Copy the data exactly as it appears, and do not include any pictures.

[Records from a dataset]
--------------------

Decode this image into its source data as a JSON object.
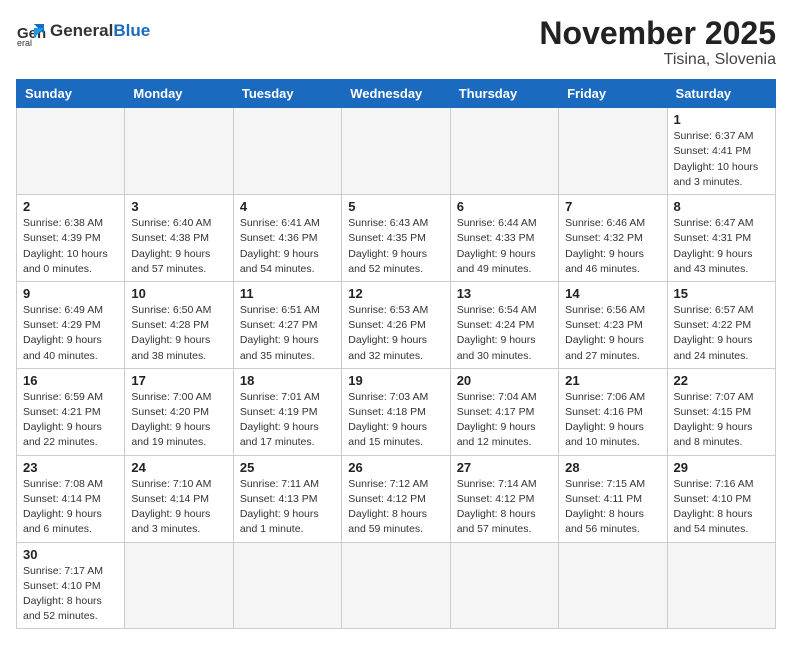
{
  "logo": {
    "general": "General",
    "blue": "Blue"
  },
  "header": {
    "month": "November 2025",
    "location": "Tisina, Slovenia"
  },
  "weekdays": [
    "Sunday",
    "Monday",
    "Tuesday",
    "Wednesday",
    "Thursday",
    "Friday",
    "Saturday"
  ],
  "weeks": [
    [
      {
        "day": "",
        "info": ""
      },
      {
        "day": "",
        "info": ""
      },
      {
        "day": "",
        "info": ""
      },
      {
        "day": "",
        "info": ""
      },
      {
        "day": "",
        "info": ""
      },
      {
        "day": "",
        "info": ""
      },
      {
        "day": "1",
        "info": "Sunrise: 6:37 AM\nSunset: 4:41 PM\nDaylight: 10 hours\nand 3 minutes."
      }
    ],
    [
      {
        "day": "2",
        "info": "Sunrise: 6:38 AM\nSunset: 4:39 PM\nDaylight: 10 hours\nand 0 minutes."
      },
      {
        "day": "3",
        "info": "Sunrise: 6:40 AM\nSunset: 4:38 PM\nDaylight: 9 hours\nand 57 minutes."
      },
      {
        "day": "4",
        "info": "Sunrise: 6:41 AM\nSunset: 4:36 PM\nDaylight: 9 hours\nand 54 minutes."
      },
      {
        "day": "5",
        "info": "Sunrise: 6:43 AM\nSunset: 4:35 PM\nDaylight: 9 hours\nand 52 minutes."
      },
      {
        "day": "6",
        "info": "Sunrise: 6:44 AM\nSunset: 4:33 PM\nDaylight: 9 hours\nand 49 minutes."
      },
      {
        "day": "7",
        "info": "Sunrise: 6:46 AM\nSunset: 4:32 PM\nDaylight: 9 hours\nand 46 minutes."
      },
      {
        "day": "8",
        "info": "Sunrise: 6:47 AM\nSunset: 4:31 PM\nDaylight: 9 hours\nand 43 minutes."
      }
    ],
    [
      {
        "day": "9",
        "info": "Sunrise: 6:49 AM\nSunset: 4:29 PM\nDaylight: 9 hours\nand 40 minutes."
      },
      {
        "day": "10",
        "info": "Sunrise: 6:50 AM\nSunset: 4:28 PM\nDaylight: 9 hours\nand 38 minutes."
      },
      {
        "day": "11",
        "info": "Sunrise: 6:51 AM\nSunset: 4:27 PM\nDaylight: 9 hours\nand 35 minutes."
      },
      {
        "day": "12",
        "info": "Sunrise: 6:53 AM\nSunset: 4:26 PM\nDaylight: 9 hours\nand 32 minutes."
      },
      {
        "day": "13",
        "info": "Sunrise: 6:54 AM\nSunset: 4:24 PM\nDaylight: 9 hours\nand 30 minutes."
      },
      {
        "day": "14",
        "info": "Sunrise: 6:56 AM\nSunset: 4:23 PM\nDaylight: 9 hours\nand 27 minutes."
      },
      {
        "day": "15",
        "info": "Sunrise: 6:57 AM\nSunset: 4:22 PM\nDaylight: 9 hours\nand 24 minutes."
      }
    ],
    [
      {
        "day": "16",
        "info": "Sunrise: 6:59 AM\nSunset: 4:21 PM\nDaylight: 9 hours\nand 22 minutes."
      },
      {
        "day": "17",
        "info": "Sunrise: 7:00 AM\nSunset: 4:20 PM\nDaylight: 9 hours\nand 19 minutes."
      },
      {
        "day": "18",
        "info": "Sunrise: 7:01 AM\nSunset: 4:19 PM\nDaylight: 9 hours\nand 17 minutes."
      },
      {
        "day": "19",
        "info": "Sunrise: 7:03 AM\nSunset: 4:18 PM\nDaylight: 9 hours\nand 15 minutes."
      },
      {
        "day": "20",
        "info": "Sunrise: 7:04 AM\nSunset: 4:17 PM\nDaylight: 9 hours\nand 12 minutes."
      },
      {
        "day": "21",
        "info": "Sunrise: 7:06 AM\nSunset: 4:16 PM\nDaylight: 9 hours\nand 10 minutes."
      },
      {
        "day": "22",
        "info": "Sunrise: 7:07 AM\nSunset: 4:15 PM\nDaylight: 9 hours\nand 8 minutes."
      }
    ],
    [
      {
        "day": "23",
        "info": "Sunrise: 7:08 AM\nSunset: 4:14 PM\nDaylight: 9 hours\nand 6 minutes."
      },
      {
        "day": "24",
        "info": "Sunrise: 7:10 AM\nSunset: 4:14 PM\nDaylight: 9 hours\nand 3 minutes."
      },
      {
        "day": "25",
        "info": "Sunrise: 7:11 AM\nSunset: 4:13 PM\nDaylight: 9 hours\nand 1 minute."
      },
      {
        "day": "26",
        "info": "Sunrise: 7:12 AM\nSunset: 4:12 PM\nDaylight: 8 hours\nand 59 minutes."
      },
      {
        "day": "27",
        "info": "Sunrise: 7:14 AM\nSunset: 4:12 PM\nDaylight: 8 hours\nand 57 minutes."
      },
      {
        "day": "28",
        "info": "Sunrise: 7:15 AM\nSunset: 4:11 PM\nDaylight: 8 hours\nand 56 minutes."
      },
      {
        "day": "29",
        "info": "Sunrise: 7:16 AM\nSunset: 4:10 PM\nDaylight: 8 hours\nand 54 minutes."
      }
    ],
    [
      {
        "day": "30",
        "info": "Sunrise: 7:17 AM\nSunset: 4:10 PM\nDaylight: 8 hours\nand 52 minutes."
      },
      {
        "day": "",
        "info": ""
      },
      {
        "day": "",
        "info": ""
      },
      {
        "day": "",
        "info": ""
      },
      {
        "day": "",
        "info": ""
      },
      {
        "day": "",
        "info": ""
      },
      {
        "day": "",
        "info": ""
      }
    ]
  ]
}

--------------------

• _RESULT_:
Decode this image into its source data as a JSON object.
{
  "logo": {
    "general": "General",
    "blue": "Blue"
  },
  "header": {
    "month": "November 2025",
    "location": "Tisina, Slovenia"
  },
  "weekdays": [
    "Sunday",
    "Monday",
    "Tuesday",
    "Wednesday",
    "Thursday",
    "Friday",
    "Saturday"
  ],
  "weeks": [
    [
      {
        "day": "",
        "info": ""
      },
      {
        "day": "",
        "info": ""
      },
      {
        "day": "",
        "info": ""
      },
      {
        "day": "",
        "info": ""
      },
      {
        "day": "",
        "info": ""
      },
      {
        "day": "",
        "info": ""
      },
      {
        "day": "1",
        "info": "Sunrise: 6:37 AM\nSunset: 4:41 PM\nDaylight: 10 hours\nand 3 minutes."
      }
    ],
    [
      {
        "day": "2",
        "info": "Sunrise: 6:38 AM\nSunset: 4:39 PM\nDaylight: 10 hours\nand 0 minutes."
      },
      {
        "day": "3",
        "info": "Sunrise: 6:40 AM\nSunset: 4:38 PM\nDaylight: 9 hours\nand 57 minutes."
      },
      {
        "day": "4",
        "info": "Sunrise: 6:41 AM\nSunset: 4:36 PM\nDaylight: 9 hours\nand 54 minutes."
      },
      {
        "day": "5",
        "info": "Sunrise: 6:43 AM\nSunset: 4:35 PM\nDaylight: 9 hours\nand 52 minutes."
      },
      {
        "day": "6",
        "info": "Sunrise: 6:44 AM\nSunset: 4:33 PM\nDaylight: 9 hours\nand 49 minutes."
      },
      {
        "day": "7",
        "info": "Sunrise: 6:46 AM\nSunset: 4:32 PM\nDaylight: 9 hours\nand 46 minutes."
      },
      {
        "day": "8",
        "info": "Sunrise: 6:47 AM\nSunset: 4:31 PM\nDaylight: 9 hours\nand 43 minutes."
      }
    ],
    [
      {
        "day": "9",
        "info": "Sunrise: 6:49 AM\nSunset: 4:29 PM\nDaylight: 9 hours\nand 40 minutes."
      },
      {
        "day": "10",
        "info": "Sunrise: 6:50 AM\nSunset: 4:28 PM\nDaylight: 9 hours\nand 38 minutes."
      },
      {
        "day": "11",
        "info": "Sunrise: 6:51 AM\nSunset: 4:27 PM\nDaylight: 9 hours\nand 35 minutes."
      },
      {
        "day": "12",
        "info": "Sunrise: 6:53 AM\nSunset: 4:26 PM\nDaylight: 9 hours\nand 32 minutes."
      },
      {
        "day": "13",
        "info": "Sunrise: 6:54 AM\nSunset: 4:24 PM\nDaylight: 9 hours\nand 30 minutes."
      },
      {
        "day": "14",
        "info": "Sunrise: 6:56 AM\nSunset: 4:23 PM\nDaylight: 9 hours\nand 27 minutes."
      },
      {
        "day": "15",
        "info": "Sunrise: 6:57 AM\nSunset: 4:22 PM\nDaylight: 9 hours\nand 24 minutes."
      }
    ],
    [
      {
        "day": "16",
        "info": "Sunrise: 6:59 AM\nSunset: 4:21 PM\nDaylight: 9 hours\nand 22 minutes."
      },
      {
        "day": "17",
        "info": "Sunrise: 7:00 AM\nSunset: 4:20 PM\nDaylight: 9 hours\nand 19 minutes."
      },
      {
        "day": "18",
        "info": "Sunrise: 7:01 AM\nSunset: 4:19 PM\nDaylight: 9 hours\nand 17 minutes."
      },
      {
        "day": "19",
        "info": "Sunrise: 7:03 AM\nSunset: 4:18 PM\nDaylight: 9 hours\nand 15 minutes."
      },
      {
        "day": "20",
        "info": "Sunrise: 7:04 AM\nSunset: 4:17 PM\nDaylight: 9 hours\nand 12 minutes."
      },
      {
        "day": "21",
        "info": "Sunrise: 7:06 AM\nSunset: 4:16 PM\nDaylight: 9 hours\nand 10 minutes."
      },
      {
        "day": "22",
        "info": "Sunrise: 7:07 AM\nSunset: 4:15 PM\nDaylight: 9 hours\nand 8 minutes."
      }
    ],
    [
      {
        "day": "23",
        "info": "Sunrise: 7:08 AM\nSunset: 4:14 PM\nDaylight: 9 hours\nand 6 minutes."
      },
      {
        "day": "24",
        "info": "Sunrise: 7:10 AM\nSunset: 4:14 PM\nDaylight: 9 hours\nand 3 minutes."
      },
      {
        "day": "25",
        "info": "Sunrise: 7:11 AM\nSunset: 4:13 PM\nDaylight: 9 hours\nand 1 minute."
      },
      {
        "day": "26",
        "info": "Sunrise: 7:12 AM\nSunset: 4:12 PM\nDaylight: 8 hours\nand 59 minutes."
      },
      {
        "day": "27",
        "info": "Sunrise: 7:14 AM\nSunset: 4:12 PM\nDaylight: 8 hours\nand 57 minutes."
      },
      {
        "day": "28",
        "info": "Sunrise: 7:15 AM\nSunset: 4:11 PM\nDaylight: 8 hours\nand 56 minutes."
      },
      {
        "day": "29",
        "info": "Sunrise: 7:16 AM\nSunset: 4:10 PM\nDaylight: 8 hours\nand 54 minutes."
      }
    ],
    [
      {
        "day": "30",
        "info": "Sunrise: 7:17 AM\nSunset: 4:10 PM\nDaylight: 8 hours\nand 52 minutes."
      },
      {
        "day": "",
        "info": ""
      },
      {
        "day": "",
        "info": ""
      },
      {
        "day": "",
        "info": ""
      },
      {
        "day": "",
        "info": ""
      },
      {
        "day": "",
        "info": ""
      },
      {
        "day": "",
        "info": ""
      }
    ]
  ]
}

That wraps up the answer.